━━ Text extract ━━

Twelve former soldiers in Chile's military will face justice after the infamous 1986 immolation case was reopened upon a break in Chilean ex soldiers' "code of silence."
Imagen Luis Hidalgo/AP

Twelve former Chilean soldiers are under arrest and facing charges for setting two young demonstrators on fire during a 1986 protest against the dictatorship of Augusto Pinochet.

The charges came after Fernando Guzman, an ex soldier who participated in the attack, broke the Chilean military's unofficial "code of silence" regarding past crimes in the dictatorship, and told a judge last week that soldiers were ordered by senior officers to attack and burn the two victims.


Facing the new revelations on "Caso Quemados," as the case is known in Chile, President Michelle Bachelet this week called on the country's military to be transparent with ongoing inquiries into human rights violations carried out during the dictatorship.

Pinochet ruled the South American country between 1973 and 1990, and the case remains a source of anger and disgust in Chilean society to this day.

"I want to reaffirm the calling for those who have information: enough with the silence," Bachelet said on Monday, touching a subject painfully close to her, since she was also detained and tortured by the military regime.

Related: Two Student Demonstrators Shot to Death in Education Protests in Chile

Carmen Gloria Quintana leaves a tribute for Rodrigo Rojas in Santiago on Tuesday, July 28. (Photo by Luis Hidalgo/AP)

During a national strike on July 2, 1986, Carmen Gloria Quintana, then a student, and Rodrigo Rojas de Negri, a photographer, were on their way to a demonstration in Santiago when they were ambushed by military patrol cars.

Soldiers beat the pair before pouring a flammable liquid over them and lighting them on fire. Rojas died of his burns, and Quintana was disfigured.

According to the official account of the events, the two young people were carrying Molotov cocktails, which unexpectedly exploded, causing their injuries. Some hours after the soldiers attacked, the pair were found lying in an irrigation channel in the city's outskirts. Rojas, who had American citizenship, died of his injuries four days later.


'Someone began to pour benzene all over me.'

Pinochet, who died in 2006, addressed the immolation at the time.

━━━
━━ Records to process ━━

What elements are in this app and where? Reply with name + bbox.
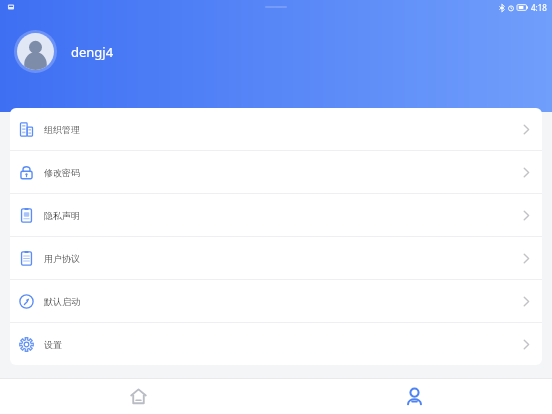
staticText: 修改密码 bbox=[44, 167, 80, 178]
staticText: 组织管理 bbox=[44, 124, 80, 135]
button[interactable]: 组织管理 bbox=[10, 108, 542, 150]
staticText: 隐私声明 bbox=[44, 210, 80, 221]
button[interactable]: Profile bbox=[276, 378, 552, 414]
button[interactable]: 隐私声明 bbox=[10, 194, 542, 236]
staticText: 默认启动 bbox=[44, 296, 80, 307]
button[interactable]: 设置 bbox=[10, 323, 542, 365]
staticText: 设置 bbox=[44, 339, 62, 350]
button[interactable]: 默认启动 bbox=[10, 280, 542, 322]
staticText: dengj4 bbox=[71, 43, 114, 61]
staticText: 4:18 bbox=[531, 2, 547, 13]
button[interactable]: Home bbox=[0, 378, 276, 414]
button[interactable]: 用户协议 bbox=[10, 237, 542, 279]
button[interactable]: dengj4 bbox=[14, 30, 114, 73]
button[interactable]: 修改密码 bbox=[10, 151, 542, 193]
staticText: 用户协议 bbox=[44, 253, 80, 264]
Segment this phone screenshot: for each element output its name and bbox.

━━━

Actions to take >>
• a. Reproduce the Chile article word for word from "Pinochet ruled the" to "(Photo by Luis Hidalgo/AP)".
• b. Render every line of the rows in Block 1 as a JSON list of strings, one string per line, skipping blank lines and leaving out the picture.
The Chile article and the rows have nothing to do with each other.

Expected results >>
• a.
Pinochet ruled the South American country between 1973 and 1990, and the case remains a source of anger and disgust in Chilean society to this day.

"I want to reaffirm the calling for those who have information: enough with the silence," Bachelet said on Monday, touching a subject painfully close to her, since she was also detained and tortured by the military regime.

Related: Two Student Demonstrators Shot to Death in Education Protests in Chile

Carmen Gloria Quintana leaves a tribute for Rodrigo Rojas in Santiago on Tuesday, July 28. (Photo by Luis Hidalgo/AP)

• b.
[
  "What elements are in this app and where? Reply with name + bbox.",
  "staticText: 修改密码 bbox=[44, 167, 80, 178]",
  "staticText: 组织管理 bbox=[44, 124, 80, 135]",
  "button[interactable]: 组织管理 bbox=[10, 108, 542, 150]",
  "staticText: 隐私声明 bbox=[44, 210, 80, 221]",
  "button[interactable]: Profile bbox=[276, 378, 552, 414]",
  "button[interactable]: 隐私声明 bbox=[10, 194, 542, 236]",
  "staticText: 默认启动 bbox=[44, 296, 80, 307]",
  "button[interactable]: 设置 bbox=[10, 323, 542, 365]",
  "staticText: 设置 bbox=[44, 339, 62, 350]",
  "button[interactable]: 默认启动 bbox=[10, 280, 542, 322]",
  "staticText: dengj4 bbox=[71, 43, 114, 61]",
  "staticText: 4:18 bbox=[531, 2, 547, 13]",
  "button[interactable]: Home bbox=[0, 378, 276, 414]",
  "button[interactable]: 用户协议 bbox=[10, 237, 542, 279]",
  "button[interactable]: dengj4 bbox=[14, 30, 114, 73]",
  "button[interactable]: 修改密码 bbox=[10, 151, 542, 193]",
  "staticText: 用户协议 bbox=[44, 253, 80, 264]",
  "Segment this phone screenshot: for each element output its name and bbox."
]